**Given information**
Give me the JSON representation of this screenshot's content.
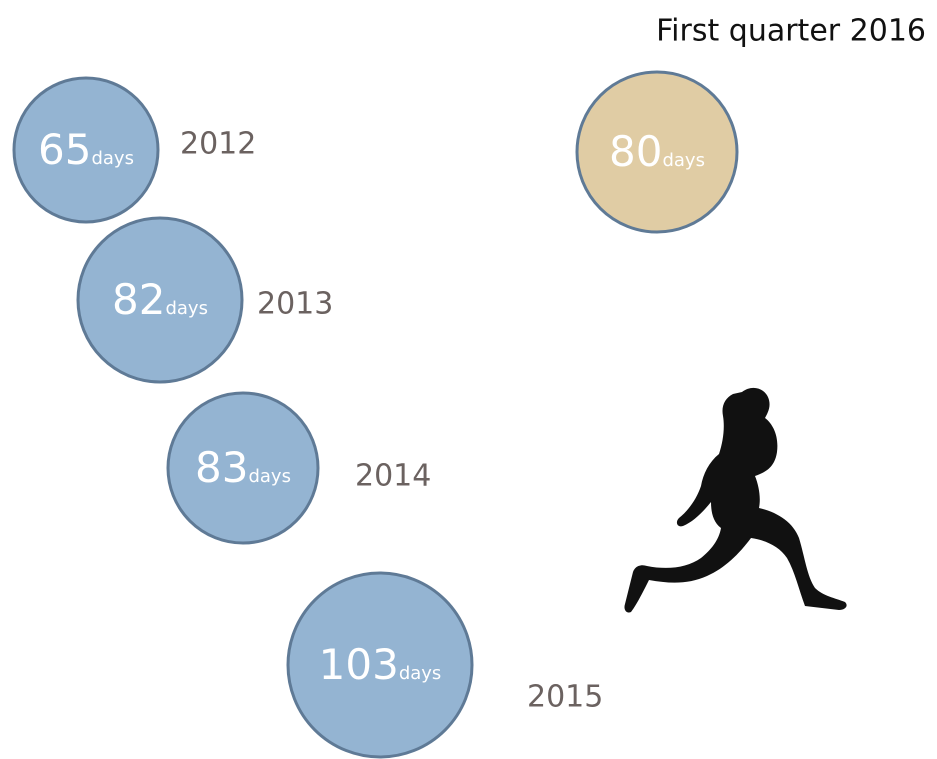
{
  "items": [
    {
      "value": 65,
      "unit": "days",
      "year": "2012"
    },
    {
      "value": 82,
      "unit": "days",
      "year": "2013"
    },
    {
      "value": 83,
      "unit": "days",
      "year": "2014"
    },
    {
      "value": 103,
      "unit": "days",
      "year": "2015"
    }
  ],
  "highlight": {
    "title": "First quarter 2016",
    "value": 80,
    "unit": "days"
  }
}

==

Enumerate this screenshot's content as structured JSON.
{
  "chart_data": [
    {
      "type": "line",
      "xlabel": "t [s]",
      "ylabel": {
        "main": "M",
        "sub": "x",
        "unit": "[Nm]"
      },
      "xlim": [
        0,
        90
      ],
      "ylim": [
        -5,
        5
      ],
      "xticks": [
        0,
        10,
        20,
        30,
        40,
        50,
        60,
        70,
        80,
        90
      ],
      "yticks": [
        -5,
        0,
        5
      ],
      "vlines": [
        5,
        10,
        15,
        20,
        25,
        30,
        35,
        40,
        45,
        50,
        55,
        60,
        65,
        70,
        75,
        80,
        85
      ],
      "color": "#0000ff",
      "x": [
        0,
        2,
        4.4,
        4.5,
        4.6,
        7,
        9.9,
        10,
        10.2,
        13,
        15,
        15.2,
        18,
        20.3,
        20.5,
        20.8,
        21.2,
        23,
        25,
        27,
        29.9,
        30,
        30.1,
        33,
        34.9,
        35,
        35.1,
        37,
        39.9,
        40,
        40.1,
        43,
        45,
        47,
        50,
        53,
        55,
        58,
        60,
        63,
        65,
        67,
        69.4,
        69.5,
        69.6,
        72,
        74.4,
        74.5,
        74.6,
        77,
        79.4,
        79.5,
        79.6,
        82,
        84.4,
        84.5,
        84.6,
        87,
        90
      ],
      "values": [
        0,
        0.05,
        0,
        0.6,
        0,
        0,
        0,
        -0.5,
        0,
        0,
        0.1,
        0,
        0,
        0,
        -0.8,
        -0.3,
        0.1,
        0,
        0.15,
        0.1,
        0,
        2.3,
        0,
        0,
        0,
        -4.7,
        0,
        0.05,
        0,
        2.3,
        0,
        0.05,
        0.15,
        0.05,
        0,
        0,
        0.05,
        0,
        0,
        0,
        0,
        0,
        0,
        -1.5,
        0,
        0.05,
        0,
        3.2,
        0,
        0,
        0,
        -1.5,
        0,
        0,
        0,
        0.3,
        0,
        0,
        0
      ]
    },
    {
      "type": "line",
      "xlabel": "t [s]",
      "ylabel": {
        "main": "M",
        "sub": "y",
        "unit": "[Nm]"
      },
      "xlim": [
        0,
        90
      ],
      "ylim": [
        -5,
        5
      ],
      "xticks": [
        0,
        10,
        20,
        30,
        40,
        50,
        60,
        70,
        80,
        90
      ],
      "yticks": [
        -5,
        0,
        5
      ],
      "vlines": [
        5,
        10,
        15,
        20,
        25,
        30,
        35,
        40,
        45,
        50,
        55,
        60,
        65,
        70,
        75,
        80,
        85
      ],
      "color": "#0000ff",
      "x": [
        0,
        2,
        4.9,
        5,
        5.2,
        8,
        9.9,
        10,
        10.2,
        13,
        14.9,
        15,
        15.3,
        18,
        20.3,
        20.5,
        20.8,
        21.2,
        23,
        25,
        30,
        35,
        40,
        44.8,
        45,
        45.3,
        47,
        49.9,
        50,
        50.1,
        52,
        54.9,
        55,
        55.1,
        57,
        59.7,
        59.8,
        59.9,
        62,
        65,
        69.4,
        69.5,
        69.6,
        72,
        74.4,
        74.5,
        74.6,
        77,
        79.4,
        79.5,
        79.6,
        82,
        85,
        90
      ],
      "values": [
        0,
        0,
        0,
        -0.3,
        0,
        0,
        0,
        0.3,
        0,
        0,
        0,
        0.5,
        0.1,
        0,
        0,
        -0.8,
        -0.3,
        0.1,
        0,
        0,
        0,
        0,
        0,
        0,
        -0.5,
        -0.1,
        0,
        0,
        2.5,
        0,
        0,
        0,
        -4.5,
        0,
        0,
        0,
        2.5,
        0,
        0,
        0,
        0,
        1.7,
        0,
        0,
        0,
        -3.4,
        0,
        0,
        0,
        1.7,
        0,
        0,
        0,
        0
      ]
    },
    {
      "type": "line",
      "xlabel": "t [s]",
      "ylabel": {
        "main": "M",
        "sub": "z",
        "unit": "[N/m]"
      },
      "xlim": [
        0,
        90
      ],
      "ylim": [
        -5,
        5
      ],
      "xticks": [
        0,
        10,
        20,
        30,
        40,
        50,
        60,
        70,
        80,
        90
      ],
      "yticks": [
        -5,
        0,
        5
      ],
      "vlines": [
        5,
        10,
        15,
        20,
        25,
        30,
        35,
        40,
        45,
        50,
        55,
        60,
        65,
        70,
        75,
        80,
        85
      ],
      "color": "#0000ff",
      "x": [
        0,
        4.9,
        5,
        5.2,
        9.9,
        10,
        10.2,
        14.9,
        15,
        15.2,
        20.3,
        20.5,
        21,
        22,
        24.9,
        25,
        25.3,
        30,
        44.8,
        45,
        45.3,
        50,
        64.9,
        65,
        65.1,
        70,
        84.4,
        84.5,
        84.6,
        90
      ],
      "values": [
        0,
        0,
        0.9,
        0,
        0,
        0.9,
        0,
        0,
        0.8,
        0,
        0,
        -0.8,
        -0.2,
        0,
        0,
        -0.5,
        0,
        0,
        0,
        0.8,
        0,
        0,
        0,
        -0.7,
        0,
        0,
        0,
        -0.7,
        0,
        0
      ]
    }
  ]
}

**Task instructions**
Using the entries above, return each line that includes the word "year".

**Solution**
      "year": "2012"
      "year": "2013"
      "year": "2014"
      "year": "2015"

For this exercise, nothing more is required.